CHALLENGE :: Exact repetition is required: output every record in full.

ENTRIES SHOWN ::
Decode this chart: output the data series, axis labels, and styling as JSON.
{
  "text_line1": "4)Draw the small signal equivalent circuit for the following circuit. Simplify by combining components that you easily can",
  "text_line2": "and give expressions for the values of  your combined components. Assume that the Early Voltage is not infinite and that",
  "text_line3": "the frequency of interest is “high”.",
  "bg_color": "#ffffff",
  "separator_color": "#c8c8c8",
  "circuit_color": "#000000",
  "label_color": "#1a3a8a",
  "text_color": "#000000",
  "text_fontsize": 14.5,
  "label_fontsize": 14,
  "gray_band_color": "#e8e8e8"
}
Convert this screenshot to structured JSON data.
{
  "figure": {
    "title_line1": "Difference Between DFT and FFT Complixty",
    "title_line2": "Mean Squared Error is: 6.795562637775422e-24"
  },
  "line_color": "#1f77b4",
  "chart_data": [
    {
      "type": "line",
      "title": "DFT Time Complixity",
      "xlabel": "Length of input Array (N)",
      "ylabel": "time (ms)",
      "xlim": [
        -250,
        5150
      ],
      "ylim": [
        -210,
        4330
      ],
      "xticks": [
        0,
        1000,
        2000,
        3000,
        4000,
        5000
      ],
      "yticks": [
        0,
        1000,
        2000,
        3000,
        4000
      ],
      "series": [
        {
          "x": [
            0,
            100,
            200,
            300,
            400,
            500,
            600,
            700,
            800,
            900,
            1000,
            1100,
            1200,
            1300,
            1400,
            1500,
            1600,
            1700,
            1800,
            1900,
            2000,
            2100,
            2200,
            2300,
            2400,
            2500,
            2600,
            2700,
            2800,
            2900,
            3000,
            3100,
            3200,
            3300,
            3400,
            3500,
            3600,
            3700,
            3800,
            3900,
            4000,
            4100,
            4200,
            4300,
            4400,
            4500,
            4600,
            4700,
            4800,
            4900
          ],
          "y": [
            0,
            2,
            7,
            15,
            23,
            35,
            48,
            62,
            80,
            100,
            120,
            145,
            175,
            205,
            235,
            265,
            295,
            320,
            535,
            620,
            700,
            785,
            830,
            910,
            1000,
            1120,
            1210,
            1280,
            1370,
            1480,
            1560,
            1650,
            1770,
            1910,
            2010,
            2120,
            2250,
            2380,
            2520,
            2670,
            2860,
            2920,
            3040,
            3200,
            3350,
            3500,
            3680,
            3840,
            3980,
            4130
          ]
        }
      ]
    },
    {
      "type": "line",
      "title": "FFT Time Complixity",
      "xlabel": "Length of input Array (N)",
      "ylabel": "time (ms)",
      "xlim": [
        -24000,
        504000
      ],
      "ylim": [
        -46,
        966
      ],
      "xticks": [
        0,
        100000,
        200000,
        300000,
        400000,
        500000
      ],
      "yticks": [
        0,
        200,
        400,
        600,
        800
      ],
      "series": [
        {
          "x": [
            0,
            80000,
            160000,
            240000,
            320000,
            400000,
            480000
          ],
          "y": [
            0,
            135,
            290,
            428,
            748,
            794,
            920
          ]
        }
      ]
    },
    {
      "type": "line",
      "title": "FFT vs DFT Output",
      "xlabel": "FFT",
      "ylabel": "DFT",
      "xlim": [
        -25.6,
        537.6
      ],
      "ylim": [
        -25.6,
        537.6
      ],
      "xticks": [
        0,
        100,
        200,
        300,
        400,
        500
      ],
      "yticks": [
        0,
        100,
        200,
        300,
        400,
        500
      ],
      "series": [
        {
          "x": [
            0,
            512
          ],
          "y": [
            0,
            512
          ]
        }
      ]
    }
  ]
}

COMPLETE ANSWER ::
Decode this chart: output the data series, axis labels, and styling as JSON.
{
  "text_line1": "4)Draw the small signal equivalent circuit for the following circuit. Simplify by combining components that you easily can",
  "text_line2": "and give expressions for the values of  your combined components. Assume that the Early Voltage is not infinite and that",
  "text_line3": "the frequency of interest is “high”.",
  "bg_color": "#ffffff",
  "separator_color": "#c8c8c8",
  "circuit_color": "#000000",
  "label_color": "#1a3a8a",
  "text_color": "#000000",
  "text_fontsize": 14.5,
  "label_fontsize": 14,
  "gray_band_color": "#e8e8e8"
}
Convert this screenshot to structured JSON data.
{
  "figure": {
    "title_line1": "Difference Between DFT and FFT Complixty",
    "title_line2": "Mean Squared Error is: 6.795562637775422e-24"
  },
  "line_color": "#1f77b4",
  "chart_data": [
    {
      "type": "line",
      "title": "DFT Time Complixity",
      "xlabel": "Length of input Array (N)",
      "ylabel": "time (ms)",
      "xlim": [
        -250,
        5150
      ],
      "ylim": [
        -210,
        4330
      ],
      "xticks": [
        0,
        1000,
        2000,
        3000,
        4000,
        5000
      ],
      "yticks": [
        0,
        1000,
        2000,
        3000,
        4000
      ],
      "series": [
        {
          "x": [
            0,
            100,
            200,
            300,
            400,
            500,
            600,
            700,
            800,
            900,
            1000,
            1100,
            1200,
            1300,
            1400,
            1500,
            1600,
            1700,
            1800,
            1900,
            2000,
            2100,
            2200,
            2300,
            2400,
            2500,
            2600,
            2700,
            2800,
            2900,
            3000,
            3100,
            3200,
            3300,
            3400,
            3500,
            3600,
            3700,
            3800,
            3900,
            4000,
            4100,
            4200,
            4300,
            4400,
            4500,
            4600,
            4700,
            4800,
            4900
          ],
          "y": [
            0,
            2,
            7,
            15,
            23,
            35,
            48,
            62,
            80,
            100,
            120,
            145,
            175,
            205,
            235,
            265,
            295,
            320,
            535,
            620,
            700,
            785,
            830,
            910,
            1000,
            1120,
            1210,
            1280,
            1370,
            1480,
            1560,
            1650,
            1770,
            1910,
            2010,
            2120,
            2250,
            2380,
            2520,
            2670,
            2860,
            2920,
            3040,
            3200,
            3350,
            3500,
            3680,
            3840,
            3980,
            4130
          ]
        }
      ]
    },
    {
      "type": "line",
      "title": "FFT Time Complixity",
      "xlabel": "Length of input Array (N)",
      "ylabel": "time (ms)",
      "xlim": [
        -24000,
        504000
      ],
      "ylim": [
        -46,
        966
      ],
      "xticks": [
        0,
        100000,
        200000,
        300000,
        400000,
        500000
      ],
      "yticks": [
        0,
        200,
        400,
        600,
        800
      ],
      "series": [
        {
          "x": [
            0,
            80000,
            160000,
            240000,
            320000,
            400000,
            480000
          ],
          "y": [
            0,
            135,
            290,
            428,
            748,
            794,
            920
          ]
        }
      ]
    },
    {
      "type": "line",
      "title": "FFT vs DFT Output",
      "xlabel": "FFT",
      "ylabel": "DFT",
      "xlim": [
        -25.6,
        537.6
      ],
      "ylim": [
        -25.6,
        537.6
      ],
      "xticks": [
        0,
        100,
        200,
        300,
        400,
        500
      ],
      "yticks": [
        0,
        100,
        200,
        300,
        400,
        500
      ],
      "series": [
        {
          "x": [
            0,
            512
          ],
          "y": [
            0,
            512
          ]
        }
      ]
    }
  ]
}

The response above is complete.